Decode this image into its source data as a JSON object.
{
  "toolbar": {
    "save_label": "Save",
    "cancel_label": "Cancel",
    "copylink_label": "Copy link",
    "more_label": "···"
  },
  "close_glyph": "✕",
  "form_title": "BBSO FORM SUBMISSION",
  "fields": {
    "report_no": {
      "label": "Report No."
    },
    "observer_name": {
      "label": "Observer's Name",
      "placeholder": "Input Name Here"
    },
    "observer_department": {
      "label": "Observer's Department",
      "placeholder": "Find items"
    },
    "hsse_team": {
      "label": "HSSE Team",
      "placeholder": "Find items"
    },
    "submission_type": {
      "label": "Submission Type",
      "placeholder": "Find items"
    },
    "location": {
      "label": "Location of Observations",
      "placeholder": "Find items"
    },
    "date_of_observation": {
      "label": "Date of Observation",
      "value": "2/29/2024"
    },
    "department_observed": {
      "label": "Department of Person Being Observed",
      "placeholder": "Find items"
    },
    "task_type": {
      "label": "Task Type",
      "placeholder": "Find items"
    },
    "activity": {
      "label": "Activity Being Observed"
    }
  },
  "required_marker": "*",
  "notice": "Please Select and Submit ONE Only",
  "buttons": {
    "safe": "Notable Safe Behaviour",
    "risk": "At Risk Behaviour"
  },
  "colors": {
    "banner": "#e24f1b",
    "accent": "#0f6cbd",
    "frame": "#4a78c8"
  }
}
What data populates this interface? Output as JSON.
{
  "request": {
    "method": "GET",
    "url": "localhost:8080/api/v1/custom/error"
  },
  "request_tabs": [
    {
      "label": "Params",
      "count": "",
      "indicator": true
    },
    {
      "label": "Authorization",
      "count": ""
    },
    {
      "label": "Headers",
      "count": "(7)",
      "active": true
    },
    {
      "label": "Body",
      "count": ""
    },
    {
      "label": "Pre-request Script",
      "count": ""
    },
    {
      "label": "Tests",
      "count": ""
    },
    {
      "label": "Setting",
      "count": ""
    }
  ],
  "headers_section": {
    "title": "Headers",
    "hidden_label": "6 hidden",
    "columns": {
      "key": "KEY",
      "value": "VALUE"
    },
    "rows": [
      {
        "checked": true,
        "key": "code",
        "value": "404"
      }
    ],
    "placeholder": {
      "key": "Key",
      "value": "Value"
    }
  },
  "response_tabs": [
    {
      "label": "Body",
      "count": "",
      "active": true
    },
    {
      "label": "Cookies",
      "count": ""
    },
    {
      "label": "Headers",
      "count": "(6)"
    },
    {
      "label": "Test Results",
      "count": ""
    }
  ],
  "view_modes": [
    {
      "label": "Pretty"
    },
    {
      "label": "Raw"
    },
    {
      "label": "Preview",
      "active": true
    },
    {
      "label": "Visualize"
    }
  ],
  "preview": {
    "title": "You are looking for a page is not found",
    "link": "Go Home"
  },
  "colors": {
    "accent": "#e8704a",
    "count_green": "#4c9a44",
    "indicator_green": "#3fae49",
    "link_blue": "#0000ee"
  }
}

━━━━━━

**Objective**. Find the lines above that include the string "this" and copy them.

**Output below**.
Decode this image into its source data as a JSON object.
What data populates this interface? Output as JSON.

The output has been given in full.